DIRECTIONS FOR THIS TASK> Return the listing word for word, as given.
┄┄┄┄┄┄
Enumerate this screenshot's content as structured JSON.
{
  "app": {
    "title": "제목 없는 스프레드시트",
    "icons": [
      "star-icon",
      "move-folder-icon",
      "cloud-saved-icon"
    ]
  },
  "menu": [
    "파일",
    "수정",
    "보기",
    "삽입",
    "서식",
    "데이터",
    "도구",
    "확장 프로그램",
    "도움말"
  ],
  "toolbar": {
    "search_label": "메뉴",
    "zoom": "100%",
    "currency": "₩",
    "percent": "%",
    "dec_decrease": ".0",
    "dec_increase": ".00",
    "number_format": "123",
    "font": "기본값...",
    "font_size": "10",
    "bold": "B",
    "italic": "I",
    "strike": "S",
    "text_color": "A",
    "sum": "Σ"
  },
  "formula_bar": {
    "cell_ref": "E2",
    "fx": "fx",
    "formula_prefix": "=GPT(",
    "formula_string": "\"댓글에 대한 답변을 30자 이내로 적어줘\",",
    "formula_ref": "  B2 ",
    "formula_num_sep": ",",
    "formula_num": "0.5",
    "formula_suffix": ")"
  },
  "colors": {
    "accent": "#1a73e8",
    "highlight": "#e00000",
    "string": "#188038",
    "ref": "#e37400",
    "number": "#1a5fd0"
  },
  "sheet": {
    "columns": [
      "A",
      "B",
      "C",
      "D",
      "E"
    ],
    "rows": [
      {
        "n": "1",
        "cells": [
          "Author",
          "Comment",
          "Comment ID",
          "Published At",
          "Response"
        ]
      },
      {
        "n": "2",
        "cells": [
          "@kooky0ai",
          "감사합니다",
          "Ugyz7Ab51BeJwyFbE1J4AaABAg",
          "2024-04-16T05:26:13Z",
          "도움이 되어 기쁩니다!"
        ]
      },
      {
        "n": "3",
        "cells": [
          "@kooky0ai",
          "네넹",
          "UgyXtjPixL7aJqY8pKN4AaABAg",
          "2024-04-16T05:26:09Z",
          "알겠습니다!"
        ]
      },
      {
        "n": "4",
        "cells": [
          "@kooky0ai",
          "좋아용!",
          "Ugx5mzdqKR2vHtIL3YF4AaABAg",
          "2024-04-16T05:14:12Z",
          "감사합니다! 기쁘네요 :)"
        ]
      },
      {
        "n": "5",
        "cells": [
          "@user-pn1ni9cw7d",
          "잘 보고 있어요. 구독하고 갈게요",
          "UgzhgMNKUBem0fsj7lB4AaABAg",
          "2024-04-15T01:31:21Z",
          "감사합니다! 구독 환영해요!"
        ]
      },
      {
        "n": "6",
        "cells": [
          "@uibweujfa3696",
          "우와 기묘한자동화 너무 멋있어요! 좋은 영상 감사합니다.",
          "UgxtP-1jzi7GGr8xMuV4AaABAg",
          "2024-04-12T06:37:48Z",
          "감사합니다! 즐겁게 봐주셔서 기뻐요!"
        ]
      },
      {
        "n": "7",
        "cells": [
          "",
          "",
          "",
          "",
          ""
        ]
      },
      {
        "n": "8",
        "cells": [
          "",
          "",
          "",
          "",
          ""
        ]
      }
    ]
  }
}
┄┄┄┄┄┄
SOLUTION TO THE PROBLEM>
Enumerate this screenshot's content as structured JSON.
{
  "app": {
    "title": "제목 없는 스프레드시트",
    "icons": [
      "star-icon",
      "move-folder-icon",
      "cloud-saved-icon"
    ]
  },
  "menu": [
    "파일",
    "수정",
    "보기",
    "삽입",
    "서식",
    "데이터",
    "도구",
    "확장 프로그램",
    "도움말"
  ],
  "toolbar": {
    "search_label": "메뉴",
    "zoom": "100%",
    "currency": "₩",
    "percent": "%",
    "dec_decrease": ".0",
    "dec_increase": ".00",
    "number_format": "123",
    "font": "기본값...",
    "font_size": "10",
    "bold": "B",
    "italic": "I",
    "strike": "S",
    "text_color": "A",
    "sum": "Σ"
  },
  "formula_bar": {
    "cell_ref": "E2",
    "fx": "fx",
    "formula_prefix": "=GPT(",
    "formula_string": "\"댓글에 대한 답변을 30자 이내로 적어줘\",",
    "formula_ref": "  B2 ",
    "formula_num_sep": ",",
    "formula_num": "0.5",
    "formula_suffix": ")"
  },
  "colors": {
    "accent": "#1a73e8",
    "highlight": "#e00000",
    "string": "#188038",
    "ref": "#e37400",
    "number": "#1a5fd0"
  },
  "sheet": {
    "columns": [
      "A",
      "B",
      "C",
      "D",
      "E"
    ],
    "rows": [
      {
        "n": "1",
        "cells": [
          "Author",
          "Comment",
          "Comment ID",
          "Published At",
          "Response"
        ]
      },
      {
        "n": "2",
        "cells": [
          "@kooky0ai",
          "감사합니다",
          "Ugyz7Ab51BeJwyFbE1J4AaABAg",
          "2024-04-16T05:26:13Z",
          "도움이 되어 기쁩니다!"
        ]
      },
      {
        "n": "3",
        "cells": [
          "@kooky0ai",
          "네넹",
          "UgyXtjPixL7aJqY8pKN4AaABAg",
          "2024-04-16T05:26:09Z",
          "알겠습니다!"
        ]
      },
      {
        "n": "4",
        "cells": [
          "@kooky0ai",
          "좋아용!",
          "Ugx5mzdqKR2vHtIL3YF4AaABAg",
          "2024-04-16T05:14:12Z",
          "감사합니다! 기쁘네요 :)"
        ]
      },
      {
        "n": "5",
        "cells": [
          "@user-pn1ni9cw7d",
          "잘 보고 있어요. 구독하고 갈게요",
          "UgzhgMNKUBem0fsj7lB4AaABAg",
          "2024-04-15T01:31:21Z",
          "감사합니다! 구독 환영해요!"
        ]
      },
      {
        "n": "6",
        "cells": [
          "@uibweujfa3696",
          "우와 기묘한자동화 너무 멋있어요! 좋은 영상 감사합니다.",
          "UgxtP-1jzi7GGr8xMuV4AaABAg",
          "2024-04-12T06:37:48Z",
          "감사합니다! 즐겁게 봐주셔서 기뻐요!"
        ]
      },
      {
        "n": "7",
        "cells": [
          "",
          "",
          "",
          "",
          ""
        ]
      },
      {
        "n": "8",
        "cells": [
          "",
          "",
          "",
          "",
          ""
        ]
      }
    ]
  }
}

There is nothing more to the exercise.